◆ What is required:
Set down the material once more, exactly as it appears.
━━ Dataset extract
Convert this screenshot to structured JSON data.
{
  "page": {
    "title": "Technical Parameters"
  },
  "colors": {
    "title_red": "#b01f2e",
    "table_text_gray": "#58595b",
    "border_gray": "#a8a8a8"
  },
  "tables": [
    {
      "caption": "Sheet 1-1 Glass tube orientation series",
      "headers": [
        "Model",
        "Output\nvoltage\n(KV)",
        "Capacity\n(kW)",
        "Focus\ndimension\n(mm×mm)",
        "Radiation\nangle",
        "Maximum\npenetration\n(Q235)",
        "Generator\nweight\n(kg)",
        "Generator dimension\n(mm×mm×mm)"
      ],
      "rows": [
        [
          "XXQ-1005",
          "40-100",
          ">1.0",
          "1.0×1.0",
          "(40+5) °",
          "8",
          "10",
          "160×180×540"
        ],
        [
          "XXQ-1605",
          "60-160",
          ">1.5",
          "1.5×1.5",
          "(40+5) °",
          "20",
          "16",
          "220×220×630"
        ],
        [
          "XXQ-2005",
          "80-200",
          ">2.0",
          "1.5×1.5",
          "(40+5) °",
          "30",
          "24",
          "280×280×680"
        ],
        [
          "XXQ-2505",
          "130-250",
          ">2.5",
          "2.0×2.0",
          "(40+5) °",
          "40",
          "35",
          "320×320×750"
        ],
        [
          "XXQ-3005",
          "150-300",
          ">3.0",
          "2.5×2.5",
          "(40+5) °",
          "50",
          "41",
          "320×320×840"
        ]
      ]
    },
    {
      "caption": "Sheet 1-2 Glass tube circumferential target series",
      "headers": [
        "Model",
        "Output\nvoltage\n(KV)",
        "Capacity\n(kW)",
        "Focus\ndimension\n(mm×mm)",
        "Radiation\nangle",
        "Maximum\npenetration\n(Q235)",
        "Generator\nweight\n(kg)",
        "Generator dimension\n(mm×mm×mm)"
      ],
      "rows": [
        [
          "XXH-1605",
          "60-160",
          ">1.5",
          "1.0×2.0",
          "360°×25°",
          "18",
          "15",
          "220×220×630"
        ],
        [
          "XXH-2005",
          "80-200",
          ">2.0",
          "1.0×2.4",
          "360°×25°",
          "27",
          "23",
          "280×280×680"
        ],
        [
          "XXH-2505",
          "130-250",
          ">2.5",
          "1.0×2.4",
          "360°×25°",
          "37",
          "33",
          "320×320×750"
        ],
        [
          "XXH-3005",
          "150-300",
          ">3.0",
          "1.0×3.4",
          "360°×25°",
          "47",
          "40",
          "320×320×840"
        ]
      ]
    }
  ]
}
━━━━
◆ Reply:
Convert this screenshot to structured JSON data.
{
  "page": {
    "title": "Technical Parameters"
  },
  "colors": {
    "title_red": "#b01f2e",
    "table_text_gray": "#58595b",
    "border_gray": "#a8a8a8"
  },
  "tables": [
    {
      "caption": "Sheet 1-1 Glass tube orientation series",
      "headers": [
        "Model",
        "Output\nvoltage\n(KV)",
        "Capacity\n(kW)",
        "Focus\ndimension\n(mm×mm)",
        "Radiation\nangle",
        "Maximum\npenetration\n(Q235)",
        "Generator\nweight\n(kg)",
        "Generator dimension\n(mm×mm×mm)"
      ],
      "rows": [
        [
          "XXQ-1005",
          "40-100",
          ">1.0",
          "1.0×1.0",
          "(40+5) °",
          "8",
          "10",
          "160×180×540"
        ],
        [
          "XXQ-1605",
          "60-160",
          ">1.5",
          "1.5×1.5",
          "(40+5) °",
          "20",
          "16",
          "220×220×630"
        ],
        [
          "XXQ-2005",
          "80-200",
          ">2.0",
          "1.5×1.5",
          "(40+5) °",
          "30",
          "24",
          "280×280×680"
        ],
        [
          "XXQ-2505",
          "130-250",
          ">2.5",
          "2.0×2.0",
          "(40+5) °",
          "40",
          "35",
          "320×320×750"
        ],
        [
          "XXQ-3005",
          "150-300",
          ">3.0",
          "2.5×2.5",
          "(40+5) °",
          "50",
          "41",
          "320×320×840"
        ]
      ]
    },
    {
      "caption": "Sheet 1-2 Glass tube circumferential target series",
      "headers": [
        "Model",
        "Output\nvoltage\n(KV)",
        "Capacity\n(kW)",
        "Focus\ndimension\n(mm×mm)",
        "Radiation\nangle",
        "Maximum\npenetration\n(Q235)",
        "Generator\nweight\n(kg)",
        "Generator dimension\n(mm×mm×mm)"
      ],
      "rows": [
        [
          "XXH-1605",
          "60-160",
          ">1.5",
          "1.0×2.0",
          "360°×25°",
          "18",
          "15",
          "220×220×630"
        ],
        [
          "XXH-2005",
          "80-200",
          ">2.0",
          "1.0×2.4",
          "360°×25°",
          "27",
          "23",
          "280×280×680"
        ],
        [
          "XXH-2505",
          "130-250",
          ">2.5",
          "1.0×2.4",
          "360°×25°",
          "37",
          "33",
          "320×320×750"
        ],
        [
          "XXH-3005",
          "150-300",
          ">3.0",
          "1.0×3.4",
          "360°×25°",
          "47",
          "40",
          "320×320×840"
        ]
      ]
    }
  ]
}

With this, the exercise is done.